§ DIRECTIONS FOR THIS TASK
Print the whole listing below exactly, skipping every picture.

§ PROVIDED MATERIAL
╭──
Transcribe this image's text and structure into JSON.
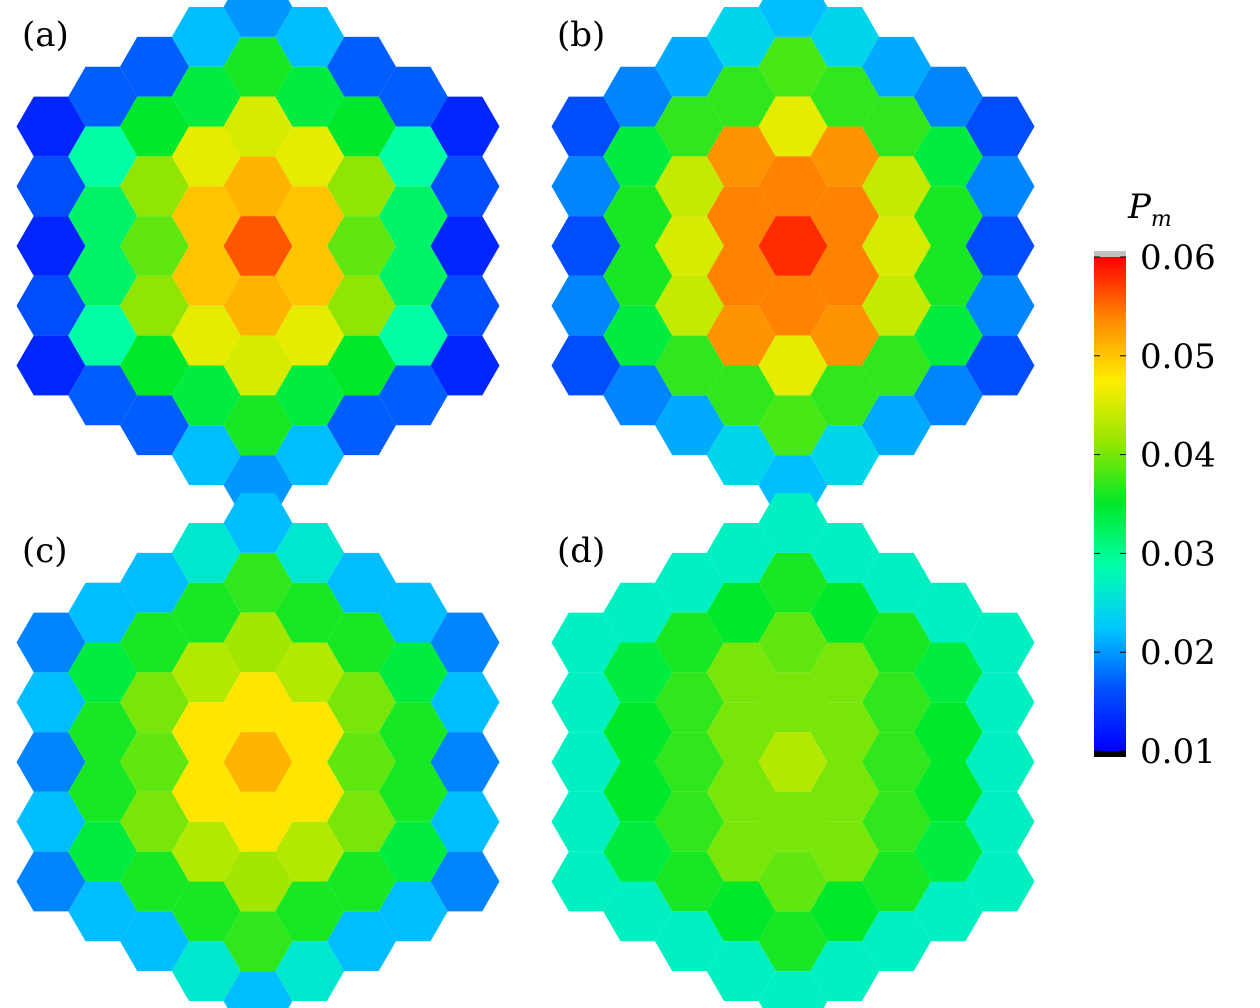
{
  "chart_data": [
    {
      "type": "heatmap",
      "panel_label": "(a)",
      "layout": "hexagonal grid, 9 columns (5-9 cells each), flat-top cells",
      "columns": [
        [
          0.013,
          0.016,
          0.013,
          0.016,
          0.013
        ],
        [
          0.017,
          0.029,
          0.032,
          0.032,
          0.029,
          0.017
        ],
        [
          0.017,
          0.035,
          0.041,
          0.039,
          0.041,
          0.035,
          0.017
        ],
        [
          0.022,
          0.034,
          0.046,
          0.05,
          0.05,
          0.046,
          0.034,
          0.022
        ],
        [
          0.02,
          0.036,
          0.045,
          0.051,
          0.056,
          0.051,
          0.045,
          0.036,
          0.02
        ],
        [
          0.022,
          0.034,
          0.046,
          0.05,
          0.05,
          0.046,
          0.034,
          0.022
        ],
        [
          0.017,
          0.035,
          0.041,
          0.039,
          0.041,
          0.035,
          0.017
        ],
        [
          0.017,
          0.029,
          0.032,
          0.032,
          0.029,
          0.017
        ],
        [
          0.013,
          0.016,
          0.013,
          0.016,
          0.013
        ]
      ]
    },
    {
      "type": "heatmap",
      "panel_label": "(b)",
      "layout": "hexagonal grid, 9 columns (5-9 cells each), flat-top cells",
      "columns": [
        [
          0.016,
          0.019,
          0.016,
          0.019,
          0.016
        ],
        [
          0.019,
          0.034,
          0.036,
          0.036,
          0.034,
          0.019
        ],
        [
          0.021,
          0.037,
          0.044,
          0.045,
          0.044,
          0.037,
          0.021
        ],
        [
          0.024,
          0.037,
          0.053,
          0.054,
          0.054,
          0.053,
          0.037,
          0.024
        ],
        [
          0.022,
          0.038,
          0.046,
          0.054,
          0.058,
          0.054,
          0.046,
          0.038,
          0.022
        ],
        [
          0.024,
          0.037,
          0.053,
          0.054,
          0.054,
          0.053,
          0.037,
          0.024
        ],
        [
          0.021,
          0.037,
          0.044,
          0.045,
          0.044,
          0.037,
          0.021
        ],
        [
          0.019,
          0.034,
          0.036,
          0.036,
          0.034,
          0.019
        ],
        [
          0.016,
          0.019,
          0.016,
          0.019,
          0.016
        ]
      ]
    },
    {
      "type": "heatmap",
      "panel_label": "(c)",
      "layout": "hexagonal grid, 9 columns (5-9 cells each), flat-top cells",
      "columns": [
        [
          0.019,
          0.022,
          0.019,
          0.022,
          0.019
        ],
        [
          0.022,
          0.034,
          0.036,
          0.036,
          0.034,
          0.022
        ],
        [
          0.022,
          0.036,
          0.04,
          0.039,
          0.04,
          0.036,
          0.022
        ],
        [
          0.026,
          0.036,
          0.043,
          0.048,
          0.048,
          0.043,
          0.036,
          0.026
        ],
        [
          0.022,
          0.037,
          0.042,
          0.048,
          0.051,
          0.048,
          0.042,
          0.037,
          0.022
        ],
        [
          0.026,
          0.036,
          0.043,
          0.048,
          0.048,
          0.043,
          0.036,
          0.026
        ],
        [
          0.022,
          0.036,
          0.04,
          0.039,
          0.04,
          0.036,
          0.022
        ],
        [
          0.022,
          0.034,
          0.036,
          0.036,
          0.034,
          0.022
        ],
        [
          0.019,
          0.022,
          0.019,
          0.022,
          0.019
        ]
      ]
    },
    {
      "type": "heatmap",
      "panel_label": "(d)",
      "layout": "hexagonal grid, 9 columns (5-9 cells each), flat-top cells",
      "columns": [
        [
          0.027,
          0.027,
          0.027,
          0.027,
          0.027
        ],
        [
          0.027,
          0.034,
          0.035,
          0.035,
          0.034,
          0.027
        ],
        [
          0.027,
          0.036,
          0.037,
          0.037,
          0.037,
          0.036,
          0.027
        ],
        [
          0.027,
          0.035,
          0.04,
          0.04,
          0.04,
          0.04,
          0.035,
          0.027
        ],
        [
          0.027,
          0.036,
          0.039,
          0.04,
          0.043,
          0.04,
          0.039,
          0.036,
          0.027
        ],
        [
          0.027,
          0.035,
          0.04,
          0.04,
          0.04,
          0.04,
          0.035,
          0.027
        ],
        [
          0.027,
          0.036,
          0.037,
          0.037,
          0.037,
          0.036,
          0.027
        ],
        [
          0.027,
          0.034,
          0.035,
          0.035,
          0.034,
          0.027
        ],
        [
          0.027,
          0.027,
          0.027,
          0.027,
          0.027
        ]
      ]
    }
  ],
  "colorbar": {
    "title": "P",
    "title_subscript": "m",
    "min": 0.01,
    "max": 0.06,
    "ticks": [
      "0.06",
      "0.05",
      "0.04",
      "0.03",
      "0.02",
      "0.01"
    ],
    "tick_values": [
      0.06,
      0.05,
      0.04,
      0.03,
      0.02,
      0.01
    ],
    "colormap": "jet",
    "over_color": "#c0c0c0",
    "under_color": "#000000"
  }
}
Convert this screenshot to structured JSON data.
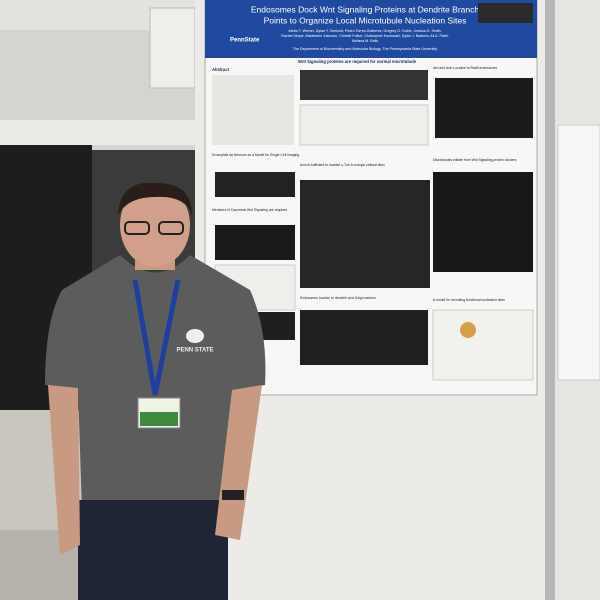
╰──
§ SOLUTION
Transcribe this image's text and structure into JSON.
{
  "chart_data": [
    {
      "type": "heatmap",
      "panel_label": "(a)",
      "layout": "hexagonal grid, 9 columns (5-9 cells each), flat-top cells",
      "columns": [
        [
          0.013,
          0.016,
          0.013,
          0.016,
          0.013
        ],
        [
          0.017,
          0.029,
          0.032,
          0.032,
          0.029,
          0.017
        ],
        [
          0.017,
          0.035,
          0.041,
          0.039,
          0.041,
          0.035,
          0.017
        ],
        [
          0.022,
          0.034,
          0.046,
          0.05,
          0.05,
          0.046,
          0.034,
          0.022
        ],
        [
          0.02,
          0.036,
          0.045,
          0.051,
          0.056,
          0.051,
          0.045,
          0.036,
          0.02
        ],
        [
          0.022,
          0.034,
          0.046,
          0.05,
          0.05,
          0.046,
          0.034,
          0.022
        ],
        [
          0.017,
          0.035,
          0.041,
          0.039,
          0.041,
          0.035,
          0.017
        ],
        [
          0.017,
          0.029,
          0.032,
          0.032,
          0.029,
          0.017
        ],
        [
          0.013,
          0.016,
          0.013,
          0.016,
          0.013
        ]
      ]
    },
    {
      "type": "heatmap",
      "panel_label": "(b)",
      "layout": "hexagonal grid, 9 columns (5-9 cells each), flat-top cells",
      "columns": [
        [
          0.016,
          0.019,
          0.016,
          0.019,
          0.016
        ],
        [
          0.019,
          0.034,
          0.036,
          0.036,
          0.034,
          0.019
        ],
        [
          0.021,
          0.037,
          0.044,
          0.045,
          0.044,
          0.037,
          0.021
        ],
        [
          0.024,
          0.037,
          0.053,
          0.054,
          0.054,
          0.053,
          0.037,
          0.024
        ],
        [
          0.022,
          0.038,
          0.046,
          0.054,
          0.058,
          0.054,
          0.046,
          0.038,
          0.022
        ],
        [
          0.024,
          0.037,
          0.053,
          0.054,
          0.054,
          0.053,
          0.037,
          0.024
        ],
        [
          0.021,
          0.037,
          0.044,
          0.045,
          0.044,
          0.037,
          0.021
        ],
        [
          0.019,
          0.034,
          0.036,
          0.036,
          0.034,
          0.019
        ],
        [
          0.016,
          0.019,
          0.016,
          0.019,
          0.016
        ]
      ]
    },
    {
      "type": "heatmap",
      "panel_label": "(c)",
      "layout": "hexagonal grid, 9 columns (5-9 cells each), flat-top cells",
      "columns": [
        [
          0.019,
          0.022,
          0.019,
          0.022,
          0.019
        ],
        [
          0.022,
          0.034,
          0.036,
          0.036,
          0.034,
          0.022
        ],
        [
          0.022,
          0.036,
          0.04,
          0.039,
          0.04,
          0.036,
          0.022
        ],
        [
          0.026,
          0.036,
          0.043,
          0.048,
          0.048,
          0.043,
          0.036,
          0.026
        ],
        [
          0.022,
          0.037,
          0.042,
          0.048,
          0.051,
          0.048,
          0.042,
          0.037,
          0.022
        ],
        [
          0.026,
          0.036,
          0.043,
          0.048,
          0.048,
          0.043,
          0.036,
          0.026
        ],
        [
          0.022,
          0.036,
          0.04,
          0.039,
          0.04,
          0.036,
          0.022
        ],
        [
          0.022,
          0.034,
          0.036,
          0.036,
          0.034,
          0.022
        ],
        [
          0.019,
          0.022,
          0.019,
          0.022,
          0.019
        ]
      ]
    },
    {
      "type": "heatmap",
      "panel_label": "(d)",
      "layout": "hexagonal grid, 9 columns (5-9 cells each), flat-top cells",
      "columns": [
        [
          0.027,
          0.027,
          0.027,
          0.027,
          0.027
        ],
        [
          0.027,
          0.034,
          0.035,
          0.035,
          0.034,
          0.027
        ],
        [
          0.027,
          0.036,
          0.037,
          0.037,
          0.037,
          0.036,
          0.027
        ],
        [
          0.027,
          0.035,
          0.04,
          0.04,
          0.04,
          0.04,
          0.035,
          0.027
        ],
        [
          0.027,
          0.036,
          0.039,
          0.04,
          0.043,
          0.04,
          0.039,
          0.036,
          0.027
        ],
        [
          0.027,
          0.035,
          0.04,
          0.04,
          0.04,
          0.04,
          0.035,
          0.027
        ],
        [
          0.027,
          0.036,
          0.037,
          0.037,
          0.037,
          0.036,
          0.027
        ],
        [
          0.027,
          0.034,
          0.035,
          0.035,
          0.034,
          0.027
        ],
        [
          0.027,
          0.027,
          0.027,
          0.027,
          0.027
        ]
      ]
    }
  ],
  "colorbar": {
    "title": "P",
    "title_subscript": "m",
    "min": 0.01,
    "max": 0.06,
    "ticks": [
      "0.06",
      "0.05",
      "0.04",
      "0.03",
      "0.02",
      "0.01"
    ],
    "tick_values": [
      0.06,
      0.05,
      0.04,
      0.03,
      0.02,
      0.01
    ],
    "colormap": "jet",
    "over_color": "#c0c0c0",
    "under_color": "#000000"
  }
}
Convert this screenshot to structured JSON data.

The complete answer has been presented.